■ Task statement
Copy out all lines that hold "share".

■ Data to process
┌──

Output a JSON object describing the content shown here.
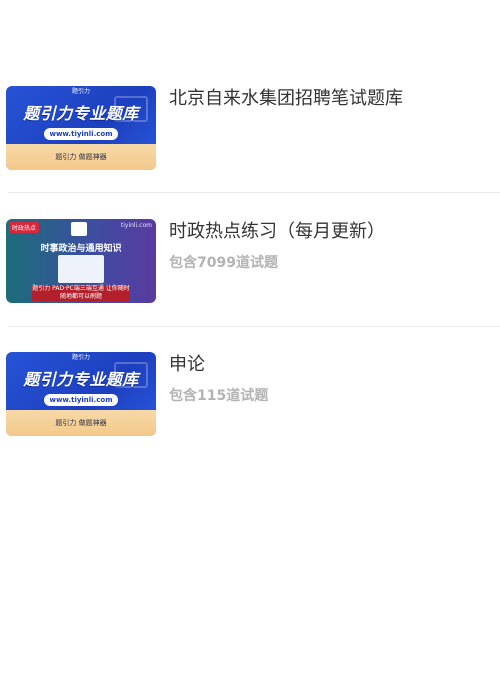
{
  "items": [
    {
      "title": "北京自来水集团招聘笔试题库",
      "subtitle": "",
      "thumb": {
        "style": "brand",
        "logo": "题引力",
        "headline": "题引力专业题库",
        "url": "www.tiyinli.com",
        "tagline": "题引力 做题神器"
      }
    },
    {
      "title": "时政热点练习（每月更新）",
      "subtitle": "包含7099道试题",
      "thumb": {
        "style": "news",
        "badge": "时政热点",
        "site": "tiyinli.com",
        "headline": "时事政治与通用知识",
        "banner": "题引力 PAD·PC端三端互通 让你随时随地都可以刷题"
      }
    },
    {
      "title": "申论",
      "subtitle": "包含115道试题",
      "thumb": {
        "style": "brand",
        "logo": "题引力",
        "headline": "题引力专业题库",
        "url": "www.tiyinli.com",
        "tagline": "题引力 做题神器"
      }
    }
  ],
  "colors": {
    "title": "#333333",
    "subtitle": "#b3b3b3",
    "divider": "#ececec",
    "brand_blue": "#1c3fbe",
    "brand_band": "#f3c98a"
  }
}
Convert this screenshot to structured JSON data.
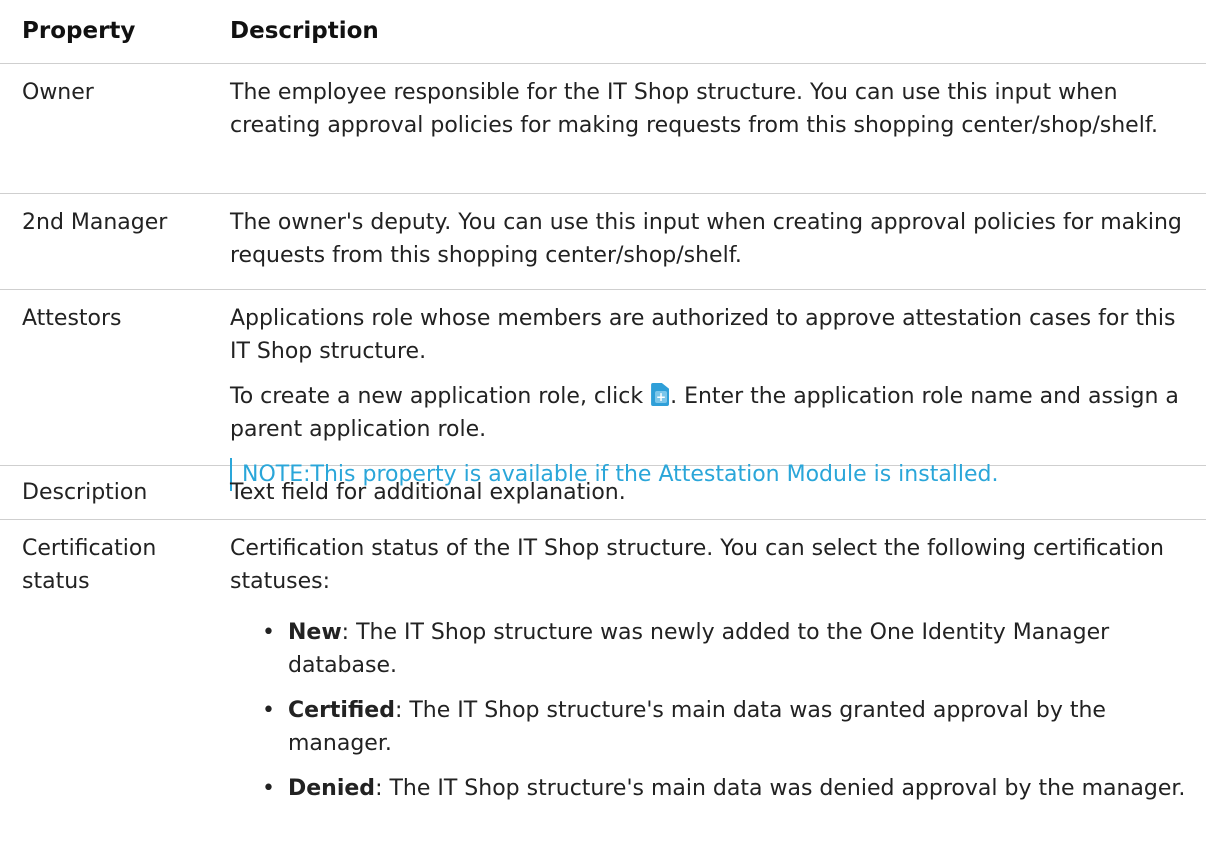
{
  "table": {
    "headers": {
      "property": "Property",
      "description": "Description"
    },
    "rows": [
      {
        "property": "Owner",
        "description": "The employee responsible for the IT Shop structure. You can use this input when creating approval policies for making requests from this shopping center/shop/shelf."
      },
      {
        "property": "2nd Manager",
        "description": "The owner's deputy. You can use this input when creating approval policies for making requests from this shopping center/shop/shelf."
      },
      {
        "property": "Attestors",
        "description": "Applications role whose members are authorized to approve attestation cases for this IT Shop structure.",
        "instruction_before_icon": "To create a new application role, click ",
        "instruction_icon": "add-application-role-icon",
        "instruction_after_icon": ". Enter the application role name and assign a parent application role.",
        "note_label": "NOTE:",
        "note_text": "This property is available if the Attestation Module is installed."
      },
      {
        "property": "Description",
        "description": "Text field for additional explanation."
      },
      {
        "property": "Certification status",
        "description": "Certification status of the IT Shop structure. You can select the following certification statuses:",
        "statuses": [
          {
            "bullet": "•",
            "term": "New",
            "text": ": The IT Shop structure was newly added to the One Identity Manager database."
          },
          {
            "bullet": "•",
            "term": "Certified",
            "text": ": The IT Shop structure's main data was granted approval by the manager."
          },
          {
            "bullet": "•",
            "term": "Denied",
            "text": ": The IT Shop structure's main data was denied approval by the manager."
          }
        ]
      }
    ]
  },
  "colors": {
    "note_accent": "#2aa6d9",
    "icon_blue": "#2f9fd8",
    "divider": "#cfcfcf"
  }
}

└──
┌──

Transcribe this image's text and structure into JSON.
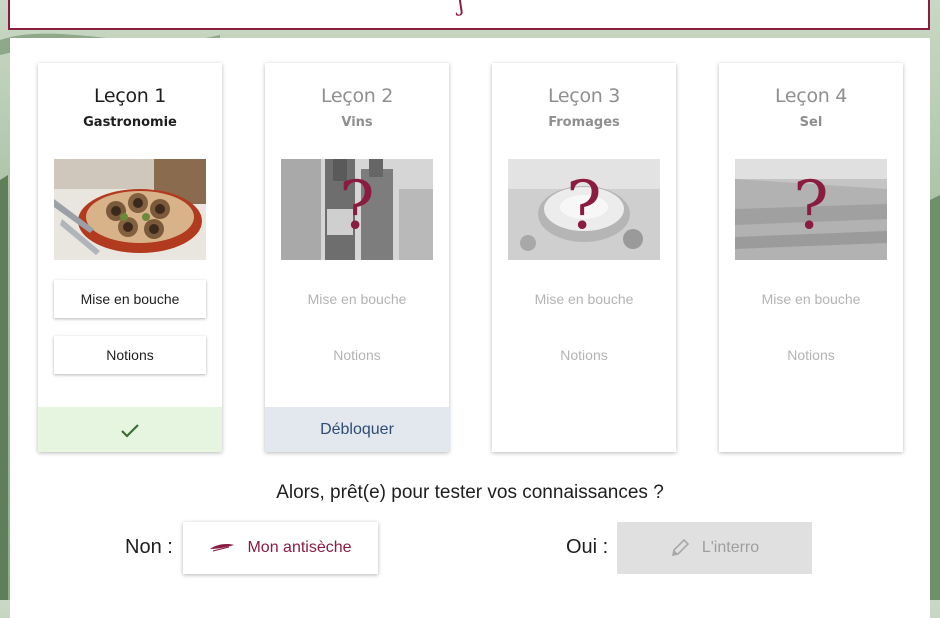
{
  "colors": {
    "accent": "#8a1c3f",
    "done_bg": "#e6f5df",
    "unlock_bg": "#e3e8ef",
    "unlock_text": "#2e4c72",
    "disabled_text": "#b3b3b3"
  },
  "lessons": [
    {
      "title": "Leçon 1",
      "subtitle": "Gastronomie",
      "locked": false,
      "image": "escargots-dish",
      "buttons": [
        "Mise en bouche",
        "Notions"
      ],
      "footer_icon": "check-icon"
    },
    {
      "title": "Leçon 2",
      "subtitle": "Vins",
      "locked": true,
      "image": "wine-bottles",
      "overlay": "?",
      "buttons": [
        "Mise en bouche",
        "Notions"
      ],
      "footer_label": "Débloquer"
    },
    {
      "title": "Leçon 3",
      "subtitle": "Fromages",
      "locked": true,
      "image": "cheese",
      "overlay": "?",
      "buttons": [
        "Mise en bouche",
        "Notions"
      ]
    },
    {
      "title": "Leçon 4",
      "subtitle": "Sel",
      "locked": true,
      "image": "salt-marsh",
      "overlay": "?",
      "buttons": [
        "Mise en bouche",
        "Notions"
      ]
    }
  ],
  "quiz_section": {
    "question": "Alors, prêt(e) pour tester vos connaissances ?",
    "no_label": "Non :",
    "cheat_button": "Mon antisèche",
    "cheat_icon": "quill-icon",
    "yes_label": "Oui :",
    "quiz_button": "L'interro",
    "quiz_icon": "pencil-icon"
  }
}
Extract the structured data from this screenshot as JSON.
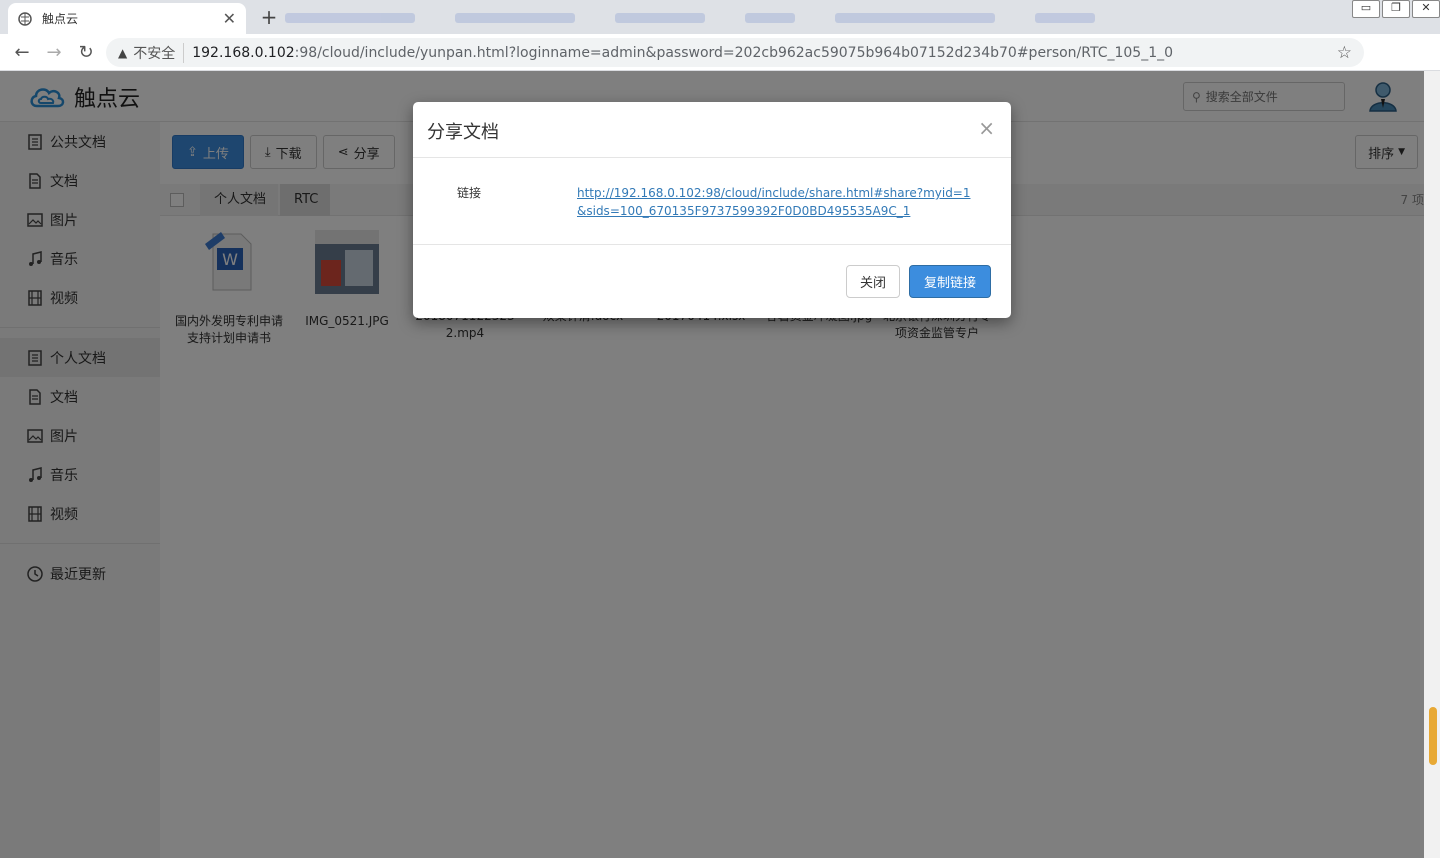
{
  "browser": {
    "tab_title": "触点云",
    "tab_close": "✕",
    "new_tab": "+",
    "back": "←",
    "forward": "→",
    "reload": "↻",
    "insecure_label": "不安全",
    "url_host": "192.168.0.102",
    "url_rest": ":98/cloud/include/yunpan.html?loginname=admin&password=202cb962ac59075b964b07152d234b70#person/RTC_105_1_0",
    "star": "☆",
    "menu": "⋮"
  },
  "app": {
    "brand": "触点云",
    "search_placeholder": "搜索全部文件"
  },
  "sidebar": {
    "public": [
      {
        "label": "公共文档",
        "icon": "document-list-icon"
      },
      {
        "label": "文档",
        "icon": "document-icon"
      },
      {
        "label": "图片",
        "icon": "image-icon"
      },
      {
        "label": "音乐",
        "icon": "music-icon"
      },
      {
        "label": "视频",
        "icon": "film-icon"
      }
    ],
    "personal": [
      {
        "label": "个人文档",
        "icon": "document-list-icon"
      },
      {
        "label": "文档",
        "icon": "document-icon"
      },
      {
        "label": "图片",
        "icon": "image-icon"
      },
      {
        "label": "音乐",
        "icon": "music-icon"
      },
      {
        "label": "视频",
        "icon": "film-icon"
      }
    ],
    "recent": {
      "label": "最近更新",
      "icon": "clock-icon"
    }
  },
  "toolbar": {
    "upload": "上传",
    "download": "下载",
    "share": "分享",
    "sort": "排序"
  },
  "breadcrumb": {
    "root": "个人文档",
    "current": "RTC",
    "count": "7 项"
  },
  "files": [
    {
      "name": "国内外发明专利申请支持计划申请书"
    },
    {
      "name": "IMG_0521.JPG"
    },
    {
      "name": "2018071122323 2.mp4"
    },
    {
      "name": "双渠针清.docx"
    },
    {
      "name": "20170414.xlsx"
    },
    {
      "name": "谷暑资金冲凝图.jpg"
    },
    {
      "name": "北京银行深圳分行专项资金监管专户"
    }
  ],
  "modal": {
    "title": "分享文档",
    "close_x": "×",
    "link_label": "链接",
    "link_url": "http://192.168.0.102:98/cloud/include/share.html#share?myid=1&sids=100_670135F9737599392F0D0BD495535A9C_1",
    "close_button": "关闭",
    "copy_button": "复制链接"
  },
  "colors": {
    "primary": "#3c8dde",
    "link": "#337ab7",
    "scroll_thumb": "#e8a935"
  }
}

└──
┌──

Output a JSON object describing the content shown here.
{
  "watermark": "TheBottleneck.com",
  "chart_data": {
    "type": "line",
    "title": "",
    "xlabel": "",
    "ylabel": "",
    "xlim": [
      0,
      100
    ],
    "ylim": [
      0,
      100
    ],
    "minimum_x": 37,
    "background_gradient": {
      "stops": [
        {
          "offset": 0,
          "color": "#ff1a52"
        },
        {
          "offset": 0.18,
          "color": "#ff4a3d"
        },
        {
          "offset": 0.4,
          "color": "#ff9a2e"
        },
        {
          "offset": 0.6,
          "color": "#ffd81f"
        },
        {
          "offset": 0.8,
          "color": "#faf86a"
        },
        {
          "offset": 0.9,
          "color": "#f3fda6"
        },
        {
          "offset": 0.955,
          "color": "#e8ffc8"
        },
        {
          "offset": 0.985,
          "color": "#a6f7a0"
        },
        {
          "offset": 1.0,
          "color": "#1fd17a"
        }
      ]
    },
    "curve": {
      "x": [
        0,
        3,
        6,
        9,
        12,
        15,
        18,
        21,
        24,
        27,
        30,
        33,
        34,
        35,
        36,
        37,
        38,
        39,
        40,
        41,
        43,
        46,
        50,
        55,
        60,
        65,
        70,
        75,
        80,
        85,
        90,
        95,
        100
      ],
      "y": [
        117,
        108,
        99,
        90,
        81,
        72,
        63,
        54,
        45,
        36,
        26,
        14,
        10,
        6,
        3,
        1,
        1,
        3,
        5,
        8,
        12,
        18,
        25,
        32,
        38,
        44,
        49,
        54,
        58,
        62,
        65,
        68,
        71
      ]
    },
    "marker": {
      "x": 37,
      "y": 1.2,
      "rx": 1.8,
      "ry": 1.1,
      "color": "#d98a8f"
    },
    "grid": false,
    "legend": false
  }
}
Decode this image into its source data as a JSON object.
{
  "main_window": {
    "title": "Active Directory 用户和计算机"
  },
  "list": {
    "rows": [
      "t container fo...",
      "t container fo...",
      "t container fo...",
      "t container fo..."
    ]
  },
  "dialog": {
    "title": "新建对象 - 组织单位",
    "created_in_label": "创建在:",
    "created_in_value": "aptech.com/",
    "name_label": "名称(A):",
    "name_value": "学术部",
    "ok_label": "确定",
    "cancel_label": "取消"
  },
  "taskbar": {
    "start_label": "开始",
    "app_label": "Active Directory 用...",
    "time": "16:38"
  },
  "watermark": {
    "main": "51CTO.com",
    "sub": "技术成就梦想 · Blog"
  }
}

└──

■ The completed task
    "share": "分享",
    "link_url": "http://192.168.0.102:98/cloud/include/share.html#share?myid=1&sids=100_670135F9737599392F0D0BD495535A9C_1",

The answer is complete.